Work required
Each entry below should be returned exactly as is, with the pictures removed.

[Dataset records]
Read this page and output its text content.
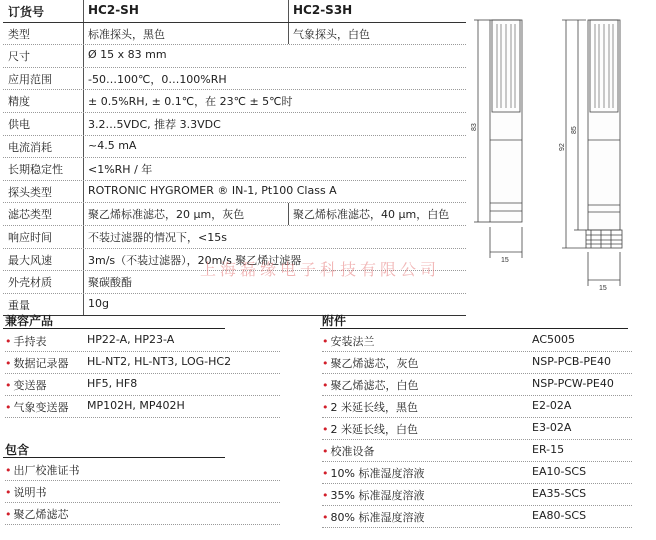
订货号	HC2-SH	HC2-S3H
类型	标准探头，黑色	气象探头，白色
尺寸	Ø 15 x 83 mm
应用范围	-50…100℃，0…100%RH
精度	± 0.5%RH, ± 0.1℃，在 23℃ ± 5℃时
供电	3.2…5VDC, 推荐 3.3VDC
电流消耗	~4.5 mA
长期稳定性 <1%RH / 年
探头类型	ROTRONIC HYGROMER ® IN-1, Pt100 Class A
滤芯类型	聚乙烯标准滤芯，20 μm，灰色	聚乙烯标准滤芯，40 μm，白色
响应时间	不装过滤器的情况下，<15s
最大风速	3m/s（不装过滤器），20m/s 聚乙烯过滤器
外壳材质	聚碳酸酯
重量	10g
上海磊缘电子科技有限公司
兼容产品
• 手持表	HP22-A, HP23-A
• 数据记录器 HL-NT2, HL-NT3, LOG-HC2
• 变送器	HF5, HF8
• 气象变送器 MP102H, MP402H
包含
• 出厂校准证书
• 说明书
• 聚乙烯滤芯
附件
• 安装法兰	AC5005
• 聚乙烯滤芯，灰色	NSP-PCB-PE40
• 聚乙烯滤芯，白色	NSP-PCW-PE40
• 2 米延长线，黑色	E2-02A
• 2 米延长线，白色	E3-02A
• 校准设备	ER-15
• 10% 标准湿度溶液	EA10-SCS
• 35% 标准湿度溶液	EA35-SCS
• 80% 标准湿度溶液	EA80-SCS
83
15
92
85
15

Reply
Read this page and output its text content.
订货号	HC2-SH	HC2-S3H
类型	标准探头，黑色	气象探头，白色
尺寸	Ø 15 x 83 mm
应用范围	-50…100℃，0…100%RH
精度	± 0.5%RH, ± 0.1℃，在 23℃ ± 5℃时
供电	3.2…5VDC, 推荐 3.3VDC
电流消耗	~4.5 mA
长期稳定性 <1%RH / 年
探头类型	ROTRONIC HYGROMER ® IN-1, Pt100 Class A
滤芯类型	聚乙烯标准滤芯，20 μm，灰色	聚乙烯标准滤芯，40 μm，白色
响应时间	不装过滤器的情况下，<15s
最大风速	3m/s（不装过滤器），20m/s 聚乙烯过滤器
外壳材质	聚碳酸酯
重量	10g
上海磊缘电子科技有限公司
兼容产品
• 手持表	HP22-A, HP23-A
• 数据记录器 HL-NT2, HL-NT3, LOG-HC2
• 变送器	HF5, HF8
• 气象变送器 MP102H, MP402H
包含
• 出厂校准证书
• 说明书
• 聚乙烯滤芯
附件
• 安装法兰	AC5005
• 聚乙烯滤芯，灰色	NSP-PCB-PE40
• 聚乙烯滤芯，白色	NSP-PCW-PE40
• 2 米延长线，黑色	E2-02A
• 2 米延长线，白色	E3-02A
• 校准设备	ER-15
• 10% 标准湿度溶液	EA10-SCS
• 35% 标准湿度溶液	EA35-SCS
• 80% 标准湿度溶液	EA80-SCS
83
15
92
85
15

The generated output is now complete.